=== Input material ===

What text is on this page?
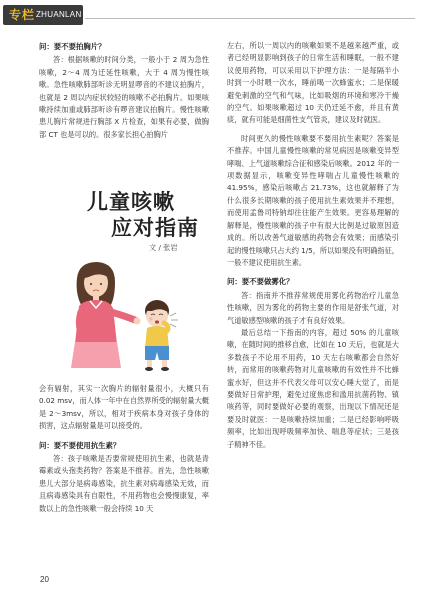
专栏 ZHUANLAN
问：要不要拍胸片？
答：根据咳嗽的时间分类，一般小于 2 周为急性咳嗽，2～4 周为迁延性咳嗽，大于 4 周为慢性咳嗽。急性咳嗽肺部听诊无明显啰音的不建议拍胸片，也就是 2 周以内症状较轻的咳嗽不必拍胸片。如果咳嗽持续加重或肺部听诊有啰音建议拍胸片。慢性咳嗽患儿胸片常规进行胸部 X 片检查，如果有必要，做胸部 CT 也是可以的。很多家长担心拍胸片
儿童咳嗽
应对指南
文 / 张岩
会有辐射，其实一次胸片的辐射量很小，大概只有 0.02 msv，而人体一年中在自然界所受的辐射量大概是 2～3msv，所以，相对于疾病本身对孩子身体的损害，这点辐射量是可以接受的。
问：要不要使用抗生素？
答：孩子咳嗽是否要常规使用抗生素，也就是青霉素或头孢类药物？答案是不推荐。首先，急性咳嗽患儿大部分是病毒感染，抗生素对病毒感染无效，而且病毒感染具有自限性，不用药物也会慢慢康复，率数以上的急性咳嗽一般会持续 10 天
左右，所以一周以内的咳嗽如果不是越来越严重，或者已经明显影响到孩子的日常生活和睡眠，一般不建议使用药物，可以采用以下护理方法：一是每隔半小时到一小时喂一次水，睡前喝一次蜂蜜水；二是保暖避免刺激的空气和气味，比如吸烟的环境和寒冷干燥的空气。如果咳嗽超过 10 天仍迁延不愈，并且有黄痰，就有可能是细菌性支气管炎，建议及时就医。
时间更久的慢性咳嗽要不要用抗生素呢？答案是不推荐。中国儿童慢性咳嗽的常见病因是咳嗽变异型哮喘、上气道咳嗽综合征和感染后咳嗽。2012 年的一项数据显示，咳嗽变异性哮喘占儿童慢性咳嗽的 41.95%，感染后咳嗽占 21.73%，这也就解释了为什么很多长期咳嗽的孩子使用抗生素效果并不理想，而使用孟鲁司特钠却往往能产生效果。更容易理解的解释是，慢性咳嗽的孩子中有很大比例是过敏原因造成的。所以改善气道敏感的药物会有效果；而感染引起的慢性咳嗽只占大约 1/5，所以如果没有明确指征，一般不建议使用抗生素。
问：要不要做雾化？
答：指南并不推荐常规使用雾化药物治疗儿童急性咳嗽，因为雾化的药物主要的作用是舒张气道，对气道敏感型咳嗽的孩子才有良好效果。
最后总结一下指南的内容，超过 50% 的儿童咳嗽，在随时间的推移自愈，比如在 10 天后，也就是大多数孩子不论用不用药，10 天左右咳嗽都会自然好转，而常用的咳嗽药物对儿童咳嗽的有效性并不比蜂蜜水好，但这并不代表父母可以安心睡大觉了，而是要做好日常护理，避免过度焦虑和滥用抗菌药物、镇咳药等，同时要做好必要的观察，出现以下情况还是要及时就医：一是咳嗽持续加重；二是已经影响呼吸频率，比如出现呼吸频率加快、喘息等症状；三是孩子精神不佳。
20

===
=== Input material ===

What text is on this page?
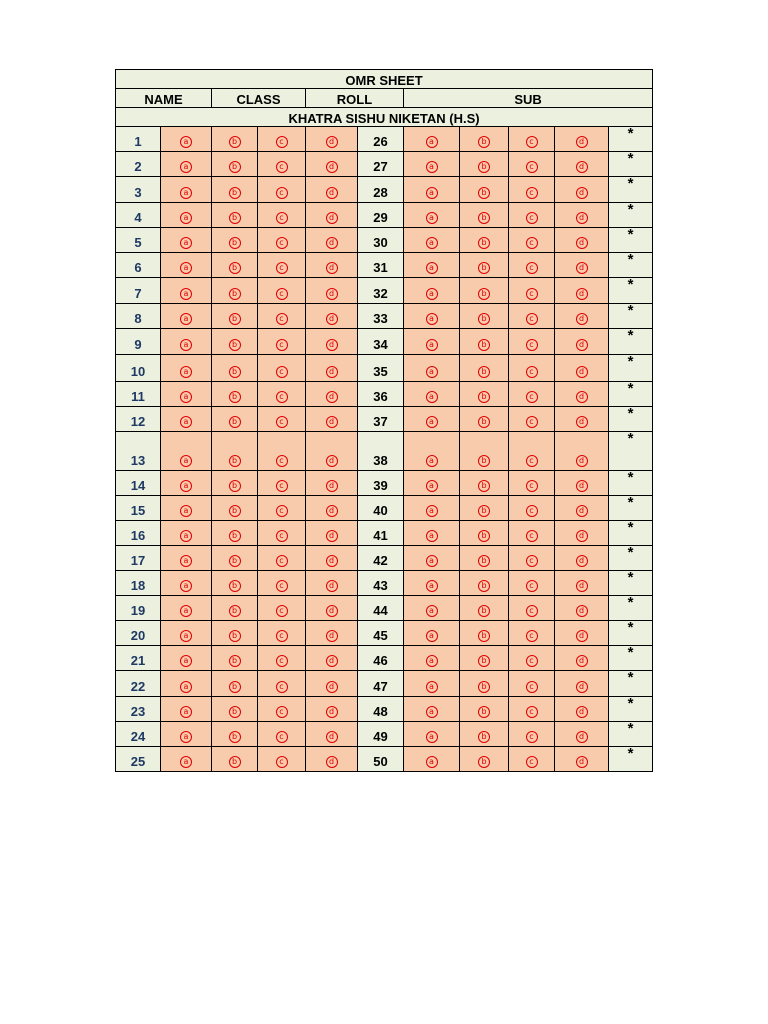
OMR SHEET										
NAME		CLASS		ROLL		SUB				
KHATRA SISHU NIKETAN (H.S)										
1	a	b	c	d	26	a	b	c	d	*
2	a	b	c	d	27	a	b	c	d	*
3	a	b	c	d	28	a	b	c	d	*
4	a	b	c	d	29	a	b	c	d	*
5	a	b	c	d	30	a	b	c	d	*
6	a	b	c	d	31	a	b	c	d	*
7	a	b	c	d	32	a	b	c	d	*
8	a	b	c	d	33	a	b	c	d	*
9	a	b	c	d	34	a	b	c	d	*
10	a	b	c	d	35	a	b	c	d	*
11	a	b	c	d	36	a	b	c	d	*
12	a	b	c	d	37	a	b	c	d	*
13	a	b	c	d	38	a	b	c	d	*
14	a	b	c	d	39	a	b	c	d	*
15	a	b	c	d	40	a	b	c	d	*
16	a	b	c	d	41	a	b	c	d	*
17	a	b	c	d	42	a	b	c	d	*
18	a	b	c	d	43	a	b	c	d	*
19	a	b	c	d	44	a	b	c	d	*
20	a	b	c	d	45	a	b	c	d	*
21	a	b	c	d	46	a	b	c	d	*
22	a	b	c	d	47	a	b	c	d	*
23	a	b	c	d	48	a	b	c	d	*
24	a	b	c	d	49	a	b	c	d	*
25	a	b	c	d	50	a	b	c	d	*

===
=== Input material ===

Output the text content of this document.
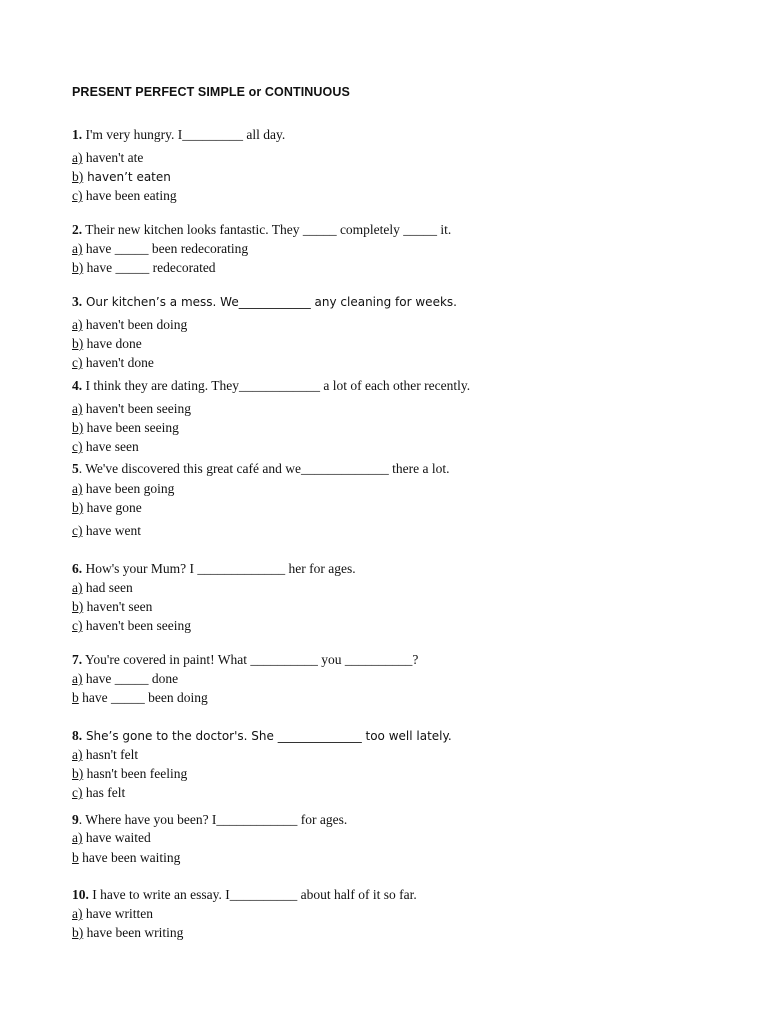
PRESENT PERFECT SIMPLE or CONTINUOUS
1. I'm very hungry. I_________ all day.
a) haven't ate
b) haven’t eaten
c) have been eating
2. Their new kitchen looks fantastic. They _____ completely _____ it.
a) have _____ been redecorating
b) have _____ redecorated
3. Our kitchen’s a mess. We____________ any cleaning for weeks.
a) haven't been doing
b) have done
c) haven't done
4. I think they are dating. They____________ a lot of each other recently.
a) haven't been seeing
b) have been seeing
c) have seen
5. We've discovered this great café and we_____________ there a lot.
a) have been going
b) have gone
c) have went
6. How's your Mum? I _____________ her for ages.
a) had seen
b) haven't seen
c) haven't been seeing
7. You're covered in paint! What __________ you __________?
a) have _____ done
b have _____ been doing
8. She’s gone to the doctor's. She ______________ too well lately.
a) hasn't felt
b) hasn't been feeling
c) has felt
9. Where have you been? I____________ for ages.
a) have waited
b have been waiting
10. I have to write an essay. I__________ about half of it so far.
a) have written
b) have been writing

===

Each line that has the word "gone" should be copied.

- [Reply]
b) have gone
8. She’s gone to the doctor's. She ______________ too well lately.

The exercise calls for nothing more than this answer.